Extracted data entries
......
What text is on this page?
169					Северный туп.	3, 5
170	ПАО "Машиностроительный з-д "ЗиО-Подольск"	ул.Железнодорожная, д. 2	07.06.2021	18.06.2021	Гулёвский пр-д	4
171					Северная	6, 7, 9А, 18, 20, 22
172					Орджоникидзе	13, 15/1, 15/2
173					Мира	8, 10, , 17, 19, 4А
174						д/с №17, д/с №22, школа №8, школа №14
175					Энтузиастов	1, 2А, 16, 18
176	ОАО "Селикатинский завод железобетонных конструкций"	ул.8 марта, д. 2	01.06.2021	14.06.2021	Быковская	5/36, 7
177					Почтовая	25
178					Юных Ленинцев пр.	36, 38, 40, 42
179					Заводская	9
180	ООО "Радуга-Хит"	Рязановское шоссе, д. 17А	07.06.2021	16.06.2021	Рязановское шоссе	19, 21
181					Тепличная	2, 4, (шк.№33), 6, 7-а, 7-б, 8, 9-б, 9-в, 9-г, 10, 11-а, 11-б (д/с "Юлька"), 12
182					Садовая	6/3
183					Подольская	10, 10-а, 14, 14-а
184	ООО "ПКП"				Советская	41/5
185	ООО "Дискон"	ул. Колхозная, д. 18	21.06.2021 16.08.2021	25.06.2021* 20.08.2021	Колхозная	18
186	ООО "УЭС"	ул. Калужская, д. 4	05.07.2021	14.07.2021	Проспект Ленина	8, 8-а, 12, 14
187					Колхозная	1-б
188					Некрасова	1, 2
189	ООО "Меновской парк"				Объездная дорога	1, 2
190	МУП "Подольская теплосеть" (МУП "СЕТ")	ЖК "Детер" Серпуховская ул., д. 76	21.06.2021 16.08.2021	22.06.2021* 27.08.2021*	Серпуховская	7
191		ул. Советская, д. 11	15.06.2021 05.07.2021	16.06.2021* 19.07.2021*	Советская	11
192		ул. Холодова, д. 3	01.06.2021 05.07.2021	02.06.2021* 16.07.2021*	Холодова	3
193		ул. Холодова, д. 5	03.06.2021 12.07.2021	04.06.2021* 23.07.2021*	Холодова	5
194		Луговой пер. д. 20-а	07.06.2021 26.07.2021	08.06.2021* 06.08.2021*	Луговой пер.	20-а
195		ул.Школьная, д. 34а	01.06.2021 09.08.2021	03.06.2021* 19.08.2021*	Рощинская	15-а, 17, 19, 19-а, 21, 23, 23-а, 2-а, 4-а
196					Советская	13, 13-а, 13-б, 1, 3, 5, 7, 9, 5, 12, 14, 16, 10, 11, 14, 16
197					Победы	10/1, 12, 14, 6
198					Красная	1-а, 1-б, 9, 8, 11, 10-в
......
• Instruction: Print all of the entries again, exactly as written.

• Complete response:
What text is on this page?
169					Северный туп.	3, 5
170	ПАО "Машиностроительный з-д "ЗиО-Подольск"	ул.Железнодорожная, д. 2	07.06.2021	18.06.2021	Гулёвский пр-д	4
171					Северная	6, 7, 9А, 18, 20, 22
172					Орджоникидзе	13, 15/1, 15/2
173					Мира	8, 10, , 17, 19, 4А
174						д/с №17, д/с №22, школа №8, школа №14
175					Энтузиастов	1, 2А, 16, 18
176	ОАО "Селикатинский завод железобетонных конструкций"	ул.8 марта, д. 2	01.06.2021	14.06.2021	Быковская	5/36, 7
177					Почтовая	25
178					Юных Ленинцев пр.	36, 38, 40, 42
179					Заводская	9
180	ООО "Радуга-Хит"	Рязановское шоссе, д. 17А	07.06.2021	16.06.2021	Рязановское шоссе	19, 21
181					Тепличная	2, 4, (шк.№33), 6, 7-а, 7-б, 8, 9-б, 9-в, 9-г, 10, 11-а, 11-б (д/с "Юлька"), 12
182					Садовая	6/3
183					Подольская	10, 10-а, 14, 14-а
184	ООО "ПКП"				Советская	41/5
185	ООО "Дискон"	ул. Колхозная, д. 18	21.06.2021 16.08.2021	25.06.2021* 20.08.2021	Колхозная	18
186	ООО "УЭС"	ул. Калужская, д. 4	05.07.2021	14.07.2021	Проспект Ленина	8, 8-а, 12, 14
187					Колхозная	1-б
188					Некрасова	1, 2
189	ООО "Меновской парк"				Объездная дорога	1, 2
190	МУП "Подольская теплосеть" (МУП "СЕТ")	ЖК "Детер" Серпуховская ул., д. 76	21.06.2021 16.08.2021	22.06.2021* 27.08.2021*	Серпуховская	7
191		ул. Советская, д. 11	15.06.2021 05.07.2021	16.06.2021* 19.07.2021*	Советская	11
192		ул. Холодова, д. 3	01.06.2021 05.07.2021	02.06.2021* 16.07.2021*	Холодова	3
193		ул. Холодова, д. 5	03.06.2021 12.07.2021	04.06.2021* 23.07.2021*	Холодова	5
194		Луговой пер. д. 20-а	07.06.2021 26.07.2021	08.06.2021* 06.08.2021*	Луговой пер.	20-а
195		ул.Школьная, д. 34а	01.06.2021 09.08.2021	03.06.2021* 19.08.2021*	Рощинская	15-а, 17, 19, 19-а, 21, 23, 23-а, 2-а, 4-а
196					Советская	13, 13-а, 13-б, 1, 3, 5, 7, 9, 5, 12, 14, 16, 10, 11, 14, 16
197					Победы	10/1, 12, 14, 6
198					Красная	1-а, 1-б, 9, 8, 11, 10-в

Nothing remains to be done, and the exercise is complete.